___ Records for processing

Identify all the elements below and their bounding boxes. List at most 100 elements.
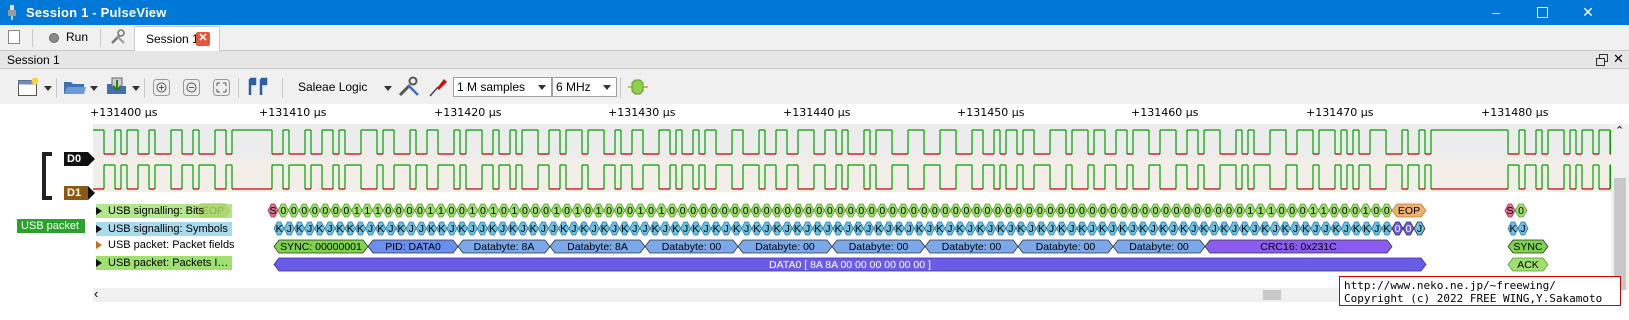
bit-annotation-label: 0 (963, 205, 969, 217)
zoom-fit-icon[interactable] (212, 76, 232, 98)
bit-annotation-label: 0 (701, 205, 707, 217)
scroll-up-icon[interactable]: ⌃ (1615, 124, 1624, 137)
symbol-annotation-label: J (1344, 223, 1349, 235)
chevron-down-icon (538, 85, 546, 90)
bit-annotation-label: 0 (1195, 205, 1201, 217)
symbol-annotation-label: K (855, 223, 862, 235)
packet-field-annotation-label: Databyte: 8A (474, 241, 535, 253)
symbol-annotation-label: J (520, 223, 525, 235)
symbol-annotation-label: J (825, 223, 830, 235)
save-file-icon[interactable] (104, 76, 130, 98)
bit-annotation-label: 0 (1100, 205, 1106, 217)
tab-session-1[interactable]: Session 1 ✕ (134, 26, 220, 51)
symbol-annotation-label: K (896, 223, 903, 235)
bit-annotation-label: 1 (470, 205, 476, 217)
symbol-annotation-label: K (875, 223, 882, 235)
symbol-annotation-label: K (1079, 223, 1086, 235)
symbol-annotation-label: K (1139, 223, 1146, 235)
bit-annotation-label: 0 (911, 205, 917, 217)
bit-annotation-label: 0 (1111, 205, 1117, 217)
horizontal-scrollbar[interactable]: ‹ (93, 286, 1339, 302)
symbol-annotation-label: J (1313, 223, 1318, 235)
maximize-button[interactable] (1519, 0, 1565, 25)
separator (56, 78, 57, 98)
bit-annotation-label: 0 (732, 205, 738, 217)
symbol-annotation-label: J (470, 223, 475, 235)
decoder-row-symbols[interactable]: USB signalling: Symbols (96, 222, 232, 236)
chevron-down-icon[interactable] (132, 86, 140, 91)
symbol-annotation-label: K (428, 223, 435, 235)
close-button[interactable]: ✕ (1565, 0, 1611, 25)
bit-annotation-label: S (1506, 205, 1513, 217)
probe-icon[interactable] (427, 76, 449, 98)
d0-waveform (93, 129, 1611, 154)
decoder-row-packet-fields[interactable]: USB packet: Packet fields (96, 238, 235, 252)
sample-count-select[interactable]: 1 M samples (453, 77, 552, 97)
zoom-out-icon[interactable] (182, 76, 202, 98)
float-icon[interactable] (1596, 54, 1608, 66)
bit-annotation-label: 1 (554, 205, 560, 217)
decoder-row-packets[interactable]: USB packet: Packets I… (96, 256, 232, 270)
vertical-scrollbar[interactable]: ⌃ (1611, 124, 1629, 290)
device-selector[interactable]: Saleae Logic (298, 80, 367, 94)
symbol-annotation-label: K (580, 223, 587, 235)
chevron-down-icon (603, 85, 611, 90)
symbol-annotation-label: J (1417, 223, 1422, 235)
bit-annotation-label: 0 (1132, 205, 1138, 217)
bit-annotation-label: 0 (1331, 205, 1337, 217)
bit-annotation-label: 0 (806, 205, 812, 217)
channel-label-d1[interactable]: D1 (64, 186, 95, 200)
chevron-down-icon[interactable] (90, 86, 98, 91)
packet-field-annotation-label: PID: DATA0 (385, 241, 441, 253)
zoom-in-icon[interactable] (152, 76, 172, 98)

______

#### Exercise task:
Copy these lines exactly as they appear in the records, leaving out the pictures.

#### Complete response:
Identify all the elements below and their bounding boxes. List at most 100 elements.
bit-annotation-label: 0 (963, 205, 969, 217)
zoom-fit-icon[interactable] (212, 76, 232, 98)
bit-annotation-label: 0 (701, 205, 707, 217)
scroll-up-icon[interactable]: ⌃ (1615, 124, 1624, 137)
symbol-annotation-label: J (1344, 223, 1349, 235)
chevron-down-icon (538, 85, 546, 90)
bit-annotation-label: 0 (1195, 205, 1201, 217)
symbol-annotation-label: K (855, 223, 862, 235)
packet-field-annotation-label: Databyte: 8A (474, 241, 535, 253)
symbol-annotation-label: J (520, 223, 525, 235)
symbol-annotation-label: J (825, 223, 830, 235)
save-file-icon[interactable] (104, 76, 130, 98)
bit-annotation-label: 0 (1100, 205, 1106, 217)
tab-session-1[interactable]: Session 1 ✕ (134, 26, 220, 51)
symbol-annotation-label: K (896, 223, 903, 235)
bit-annotation-label: 1 (470, 205, 476, 217)
symbol-annotation-label: K (875, 223, 882, 235)
symbol-annotation-label: K (1079, 223, 1086, 235)
symbol-annotation-label: K (1139, 223, 1146, 235)
bit-annotation-label: 0 (911, 205, 917, 217)
bit-annotation-label: 0 (1111, 205, 1117, 217)
horizontal-scrollbar[interactable]: ‹ (93, 286, 1339, 302)
symbol-annotation-label: J (1313, 223, 1318, 235)
maximize-button[interactable] (1519, 0, 1565, 25)
separator (56, 78, 57, 98)
bit-annotation-label: 0 (732, 205, 738, 217)
symbol-annotation-label: J (470, 223, 475, 235)
decoder-row-symbols[interactable]: USB signalling: Symbols (96, 222, 232, 236)
chevron-down-icon[interactable] (132, 86, 140, 91)
symbol-annotation-label: K (428, 223, 435, 235)
close-button[interactable]: ✕ (1565, 0, 1611, 25)
bit-annotation-label: S (1506, 205, 1513, 217)
probe-icon[interactable] (427, 76, 449, 98)
d0-waveform (93, 129, 1611, 154)
decoder-row-packet-fields[interactable]: USB packet: Packet fields (96, 238, 235, 252)
sample-count-select[interactable]: 1 M samples (453, 77, 552, 97)
zoom-out-icon[interactable] (182, 76, 202, 98)
float-icon[interactable] (1596, 54, 1608, 66)
bit-annotation-label: 1 (554, 205, 560, 217)
decoder-row-packets[interactable]: USB packet: Packets I… (96, 256, 232, 270)
vertical-scrollbar[interactable]: ⌃ (1611, 124, 1629, 290)
device-selector[interactable]: Saleae Logic (298, 80, 367, 94)
symbol-annotation-label: K (580, 223, 587, 235)
chevron-down-icon (603, 85, 611, 90)
symbol-annotation-label: J (1417, 223, 1422, 235)
bit-annotation-label: 0 (1132, 205, 1138, 217)
bit-annotation-label: 0 (1331, 205, 1337, 217)
bit-annotation-label: 0 (806, 205, 812, 217)
channel-label-d1[interactable]: D1 (64, 186, 95, 200)
chevron-down-icon[interactable] (90, 86, 98, 91)
packet-field-annotation-label: PID: DATA0 (385, 241, 441, 253)
zoom-in-icon[interactable] (152, 76, 172, 98)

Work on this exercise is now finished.